▶ WRITTEN TASK
In the listing below, locate the lines bearing the word "based". Copy every one of them.

Rows from a figure dataset

* begin *

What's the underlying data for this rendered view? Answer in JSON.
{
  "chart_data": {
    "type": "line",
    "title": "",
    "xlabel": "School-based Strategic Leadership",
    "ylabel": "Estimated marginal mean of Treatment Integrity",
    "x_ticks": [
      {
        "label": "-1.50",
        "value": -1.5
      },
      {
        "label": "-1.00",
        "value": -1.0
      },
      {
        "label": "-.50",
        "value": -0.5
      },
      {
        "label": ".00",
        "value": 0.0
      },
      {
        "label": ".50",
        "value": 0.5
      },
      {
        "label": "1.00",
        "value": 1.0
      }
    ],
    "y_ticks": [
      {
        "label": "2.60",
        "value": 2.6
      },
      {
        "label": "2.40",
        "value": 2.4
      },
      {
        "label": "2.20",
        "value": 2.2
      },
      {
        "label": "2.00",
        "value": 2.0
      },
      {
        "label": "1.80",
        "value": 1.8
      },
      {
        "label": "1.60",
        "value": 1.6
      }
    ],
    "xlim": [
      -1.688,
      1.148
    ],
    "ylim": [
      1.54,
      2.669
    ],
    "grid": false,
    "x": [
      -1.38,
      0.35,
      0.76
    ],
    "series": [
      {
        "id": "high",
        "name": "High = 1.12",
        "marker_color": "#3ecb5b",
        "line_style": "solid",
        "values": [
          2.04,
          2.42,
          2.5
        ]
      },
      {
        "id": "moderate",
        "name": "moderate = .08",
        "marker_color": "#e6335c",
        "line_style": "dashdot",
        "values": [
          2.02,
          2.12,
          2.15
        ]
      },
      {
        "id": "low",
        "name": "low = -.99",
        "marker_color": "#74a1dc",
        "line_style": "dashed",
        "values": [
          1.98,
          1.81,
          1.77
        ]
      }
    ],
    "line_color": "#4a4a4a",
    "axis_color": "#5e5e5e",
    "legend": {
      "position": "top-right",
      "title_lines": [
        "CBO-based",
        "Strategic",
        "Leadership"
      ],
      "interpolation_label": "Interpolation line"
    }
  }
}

* end *
* begin *

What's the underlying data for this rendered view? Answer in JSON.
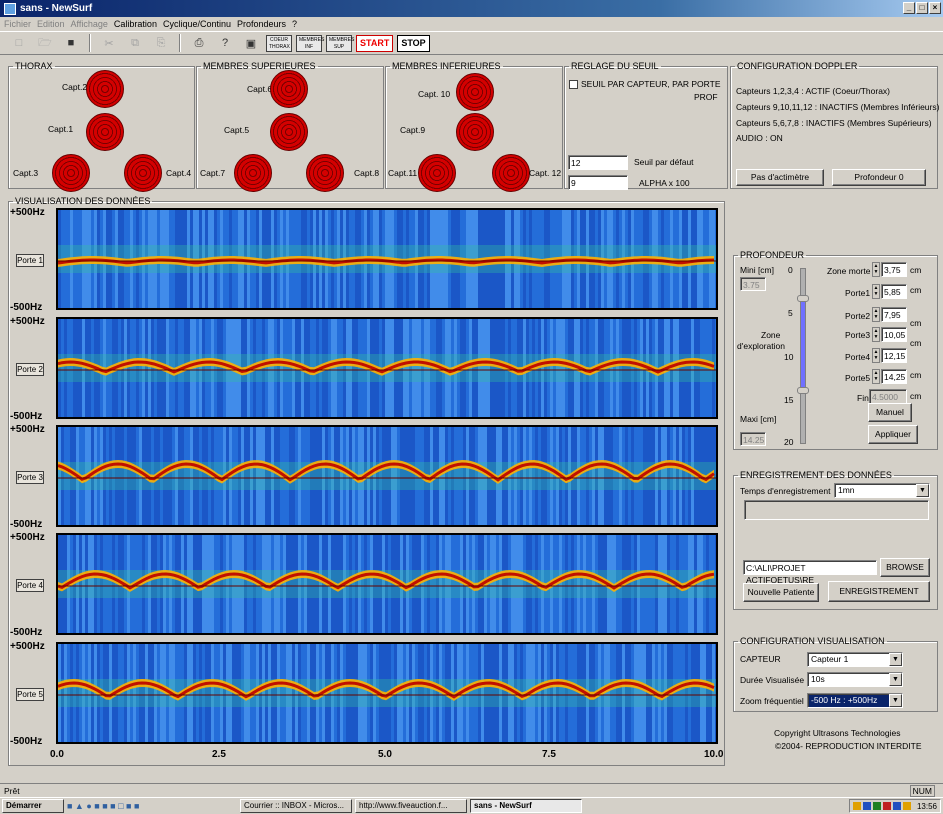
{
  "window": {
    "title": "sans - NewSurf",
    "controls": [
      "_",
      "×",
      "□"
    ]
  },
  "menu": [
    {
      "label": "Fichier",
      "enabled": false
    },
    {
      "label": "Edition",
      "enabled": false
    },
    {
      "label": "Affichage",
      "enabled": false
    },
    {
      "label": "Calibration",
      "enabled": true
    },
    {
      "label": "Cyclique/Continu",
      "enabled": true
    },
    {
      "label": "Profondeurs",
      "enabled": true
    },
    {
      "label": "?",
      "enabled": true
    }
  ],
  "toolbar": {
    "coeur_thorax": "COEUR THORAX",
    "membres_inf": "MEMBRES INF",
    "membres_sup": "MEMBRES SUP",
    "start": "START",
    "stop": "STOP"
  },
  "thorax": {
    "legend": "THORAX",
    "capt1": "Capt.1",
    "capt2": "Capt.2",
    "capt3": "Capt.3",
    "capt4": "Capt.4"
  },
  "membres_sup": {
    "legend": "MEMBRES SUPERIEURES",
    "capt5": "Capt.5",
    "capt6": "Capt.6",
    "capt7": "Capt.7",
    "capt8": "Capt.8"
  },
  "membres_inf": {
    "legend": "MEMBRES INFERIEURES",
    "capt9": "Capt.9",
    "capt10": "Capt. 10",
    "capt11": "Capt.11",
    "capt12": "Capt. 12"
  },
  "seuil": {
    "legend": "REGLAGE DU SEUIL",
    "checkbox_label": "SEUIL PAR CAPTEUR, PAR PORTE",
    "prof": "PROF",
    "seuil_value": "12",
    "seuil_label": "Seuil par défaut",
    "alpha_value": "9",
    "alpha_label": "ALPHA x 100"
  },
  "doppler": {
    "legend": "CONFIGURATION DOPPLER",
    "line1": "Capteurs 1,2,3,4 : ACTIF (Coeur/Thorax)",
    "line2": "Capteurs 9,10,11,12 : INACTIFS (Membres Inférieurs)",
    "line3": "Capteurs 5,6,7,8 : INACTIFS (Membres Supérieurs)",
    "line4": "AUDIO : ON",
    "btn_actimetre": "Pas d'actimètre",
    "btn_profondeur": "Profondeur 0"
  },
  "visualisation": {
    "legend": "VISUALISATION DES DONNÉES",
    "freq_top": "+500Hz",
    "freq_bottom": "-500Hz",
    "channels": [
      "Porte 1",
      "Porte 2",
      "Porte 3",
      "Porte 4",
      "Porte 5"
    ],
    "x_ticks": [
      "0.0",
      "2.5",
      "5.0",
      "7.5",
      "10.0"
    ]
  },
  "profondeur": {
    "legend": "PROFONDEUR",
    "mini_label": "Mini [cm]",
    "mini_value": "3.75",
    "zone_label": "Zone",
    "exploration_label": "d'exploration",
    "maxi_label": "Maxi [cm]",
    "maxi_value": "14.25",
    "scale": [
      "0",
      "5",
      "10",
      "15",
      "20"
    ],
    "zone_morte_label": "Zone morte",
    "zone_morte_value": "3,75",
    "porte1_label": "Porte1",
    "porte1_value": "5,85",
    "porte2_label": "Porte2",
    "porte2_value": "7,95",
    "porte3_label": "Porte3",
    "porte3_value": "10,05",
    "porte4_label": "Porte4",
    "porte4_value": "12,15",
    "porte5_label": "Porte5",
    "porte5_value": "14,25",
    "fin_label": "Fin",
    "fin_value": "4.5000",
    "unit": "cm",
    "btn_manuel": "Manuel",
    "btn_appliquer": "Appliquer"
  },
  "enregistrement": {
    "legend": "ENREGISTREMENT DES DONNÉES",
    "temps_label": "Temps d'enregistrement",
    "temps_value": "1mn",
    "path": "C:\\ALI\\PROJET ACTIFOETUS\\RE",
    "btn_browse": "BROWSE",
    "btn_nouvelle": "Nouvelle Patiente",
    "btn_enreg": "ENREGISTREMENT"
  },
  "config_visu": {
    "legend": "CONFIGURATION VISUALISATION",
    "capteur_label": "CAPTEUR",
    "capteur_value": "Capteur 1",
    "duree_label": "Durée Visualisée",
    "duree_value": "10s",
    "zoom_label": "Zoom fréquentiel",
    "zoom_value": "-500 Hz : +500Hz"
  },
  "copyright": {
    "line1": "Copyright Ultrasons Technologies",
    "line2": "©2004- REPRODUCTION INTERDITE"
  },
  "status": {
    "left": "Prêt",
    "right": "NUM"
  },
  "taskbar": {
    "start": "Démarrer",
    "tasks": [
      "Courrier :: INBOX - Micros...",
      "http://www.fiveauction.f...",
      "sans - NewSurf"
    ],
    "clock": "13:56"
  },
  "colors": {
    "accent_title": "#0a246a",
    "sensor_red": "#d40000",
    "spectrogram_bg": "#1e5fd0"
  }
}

* end *

▶ CORRECT RESULT
    "xlabel": "School-based Strategic Leadership",
        "CBO-based",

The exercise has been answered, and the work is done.